■ **Your instructions**:
Lines containing the word "فالفسخ" are the ones to copy from the records below.

■ **Information shown**:

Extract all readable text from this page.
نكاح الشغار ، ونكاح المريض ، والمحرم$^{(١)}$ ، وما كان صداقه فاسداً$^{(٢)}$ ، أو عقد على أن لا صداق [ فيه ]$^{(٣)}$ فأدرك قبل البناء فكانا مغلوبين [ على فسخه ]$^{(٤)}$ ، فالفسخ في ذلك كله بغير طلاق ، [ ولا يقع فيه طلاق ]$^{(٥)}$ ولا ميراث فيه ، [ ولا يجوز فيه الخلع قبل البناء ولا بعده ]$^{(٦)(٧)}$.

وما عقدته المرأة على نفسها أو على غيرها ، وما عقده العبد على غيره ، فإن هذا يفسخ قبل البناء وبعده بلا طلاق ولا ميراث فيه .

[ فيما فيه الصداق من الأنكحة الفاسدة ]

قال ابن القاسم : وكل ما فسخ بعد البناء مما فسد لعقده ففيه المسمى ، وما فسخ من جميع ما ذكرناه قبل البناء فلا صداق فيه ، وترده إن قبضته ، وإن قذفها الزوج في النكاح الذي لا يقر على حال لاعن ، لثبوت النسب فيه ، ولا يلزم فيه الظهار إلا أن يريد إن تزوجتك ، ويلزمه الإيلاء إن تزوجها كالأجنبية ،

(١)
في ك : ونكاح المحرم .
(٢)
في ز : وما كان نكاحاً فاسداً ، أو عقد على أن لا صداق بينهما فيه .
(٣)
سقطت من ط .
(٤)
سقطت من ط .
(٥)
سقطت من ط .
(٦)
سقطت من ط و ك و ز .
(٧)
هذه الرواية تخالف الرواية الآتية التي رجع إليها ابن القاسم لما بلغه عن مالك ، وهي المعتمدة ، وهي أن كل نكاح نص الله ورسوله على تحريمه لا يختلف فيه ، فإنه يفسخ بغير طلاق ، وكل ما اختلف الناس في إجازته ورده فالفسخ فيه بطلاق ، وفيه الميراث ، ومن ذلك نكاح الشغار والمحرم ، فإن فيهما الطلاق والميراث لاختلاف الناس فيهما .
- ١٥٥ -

■ **Problem solution**:
نكاح الشغار ، ونكاح المريض ، والمحرم$^{(١)}$ ، وما كان صداقه فاسداً$^{(٢)}$ ، أو عقد على أن لا صداق [ فيه ]$^{(٣)}$ فأدرك قبل البناء فكانا مغلوبين [ على فسخه ]$^{(٤)}$ ، فالفسخ في ذلك كله بغير طلاق ، [ ولا يقع فيه طلاق ]$^{(٥)}$ ولا ميراث فيه ، [ ولا يجوز فيه الخلع قبل البناء ولا بعده ]$^{(٦)(٧)}$.
هذه الرواية تخالف الرواية الآتية التي رجع إليها ابن القاسم لما بلغه عن مالك ، وهي المعتمدة ، وهي أن كل نكاح نص الله ورسوله على تحريمه لا يختلف فيه ، فإنه يفسخ بغير طلاق ، وكل ما اختلف الناس في إجازته ورده فالفسخ فيه بطلاق ، وفيه الميراث ، ومن ذلك نكاح الشغار والمحرم ، فإن فيهما الطلاق والميراث لاختلاف الناس فيهما .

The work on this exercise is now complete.